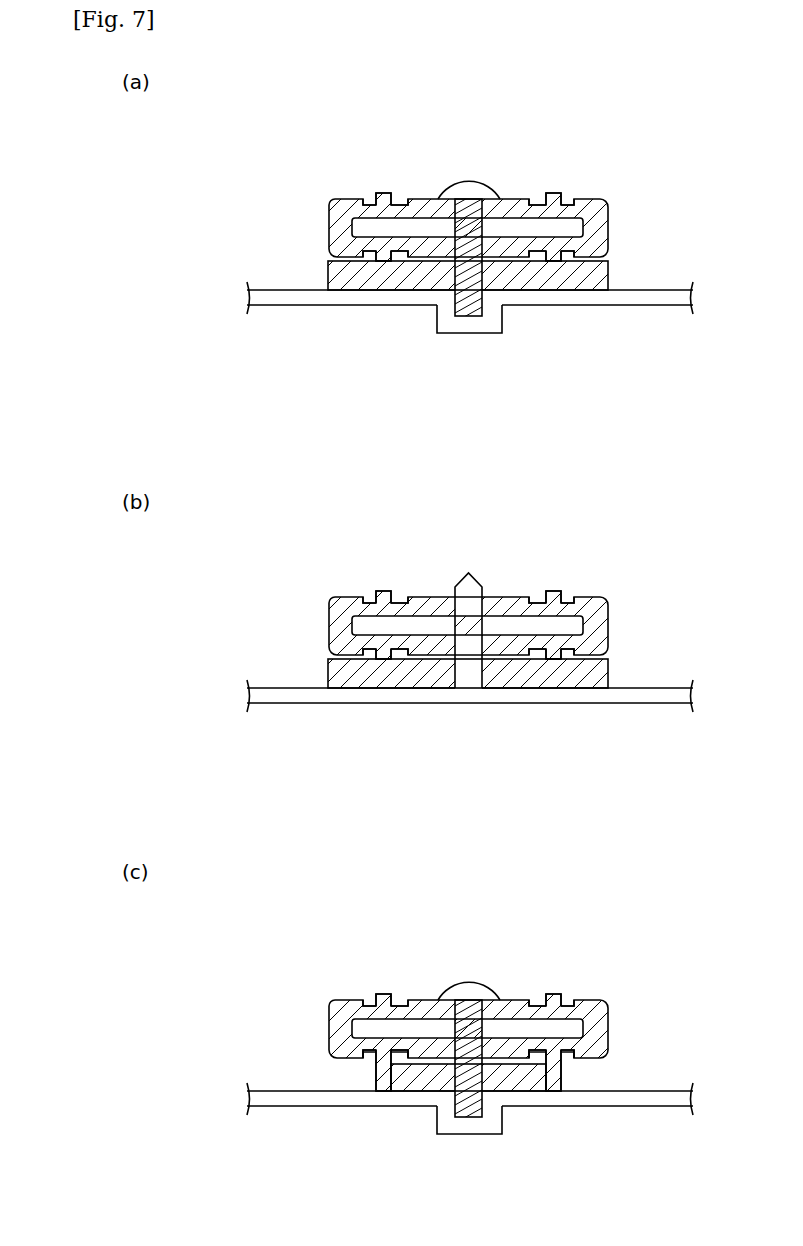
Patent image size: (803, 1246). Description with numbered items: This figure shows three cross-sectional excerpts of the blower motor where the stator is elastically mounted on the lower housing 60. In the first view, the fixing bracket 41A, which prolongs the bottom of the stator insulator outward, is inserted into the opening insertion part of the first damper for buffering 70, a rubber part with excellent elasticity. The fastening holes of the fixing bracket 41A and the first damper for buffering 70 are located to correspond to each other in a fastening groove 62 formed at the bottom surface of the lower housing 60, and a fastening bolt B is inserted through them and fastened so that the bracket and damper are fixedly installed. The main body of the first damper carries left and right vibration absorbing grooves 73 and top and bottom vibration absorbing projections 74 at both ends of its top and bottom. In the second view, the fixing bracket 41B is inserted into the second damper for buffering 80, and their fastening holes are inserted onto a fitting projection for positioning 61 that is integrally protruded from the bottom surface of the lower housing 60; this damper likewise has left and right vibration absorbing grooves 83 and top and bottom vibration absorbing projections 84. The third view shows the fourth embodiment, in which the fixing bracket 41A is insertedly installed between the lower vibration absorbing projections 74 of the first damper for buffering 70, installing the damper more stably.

The first damper for buffering 70 is at (613, 175).
The second damper for buffering 80 is at (613, 575).
The left and right vibration absorbing grooves 73 is at (367, 200).
The top and bottom vibration absorbing projections 74 is at (385, 192).
The fastening bolt B is at (470, 179).
The fitting projection for positioning 61 is at (468, 573).
The fastening groove 62 is at (478, 316).
The lower housing 60 is at (313, 298).
The fixing bracket 41A is at (577, 284).
The fixing bracket 41B is at (422, 677).
The left and right vibration absorbing grooves 83 is at (366, 598).
The top and bottom vibration absorbing projections 84 is at (385, 591).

____________

*Required task*:
Copy the records above with "blower motor" replaced by "fan motor" and everything else left the same. Leave out the pictures.

*Written reply*:
Patent image size: (803, 1246). Description with numbered items: This figure shows three cross-sectional excerpts of the fan motor where the stator is elastically mounted on the lower housing 60. In the first view, the fixing bracket 41A, which prolongs the bottom of the stator insulator outward, is inserted into the opening insertion part of the first damper for buffering 70, a rubber part with excellent elasticity. The fastening holes of the fixing bracket 41A and the first damper for buffering 70 are located to correspond to each other in a fastening groove 62 formed at the bottom surface of the lower housing 60, and a fastening bolt B is inserted through them and fastened so that the bracket and damper are fixedly installed. The main body of the first damper carries left and right vibration absorbing grooves 73 and top and bottom vibration absorbing projections 74 at both ends of its top and bottom. In the second view, the fixing bracket 41B is inserted into the second damper for buffering 80, and their fastening holes are inserted onto a fitting projection for positioning 61 that is integrally protruded from the bottom surface of the lower housing 60; this damper likewise has left and right vibration absorbing grooves 83 and top and bottom vibration absorbing projections 84. The third view shows the fourth embodiment, in which the fixing bracket 41A is insertedly installed between the lower vibration absorbing projections 74 of the first damper for buffering 70, installing the damper more stably.

The first damper for buffering 70 is at (613, 175).
The second damper for buffering 80 is at (613, 575).
The left and right vibration absorbing grooves 73 is at (367, 200).
The top and bottom vibration absorbing projections 74 is at (385, 192).
The fastening bolt B is at (470, 179).
The fitting projection for positioning 61 is at (468, 573).
The fastening groove 62 is at (478, 316).
The lower housing 60 is at (313, 298).
The fixing bracket 41A is at (577, 284).
The fixing bracket 41B is at (422, 677).
The left and right vibration absorbing grooves 83 is at (366, 598).
The top and bottom vibration absorbing projections 84 is at (385, 591).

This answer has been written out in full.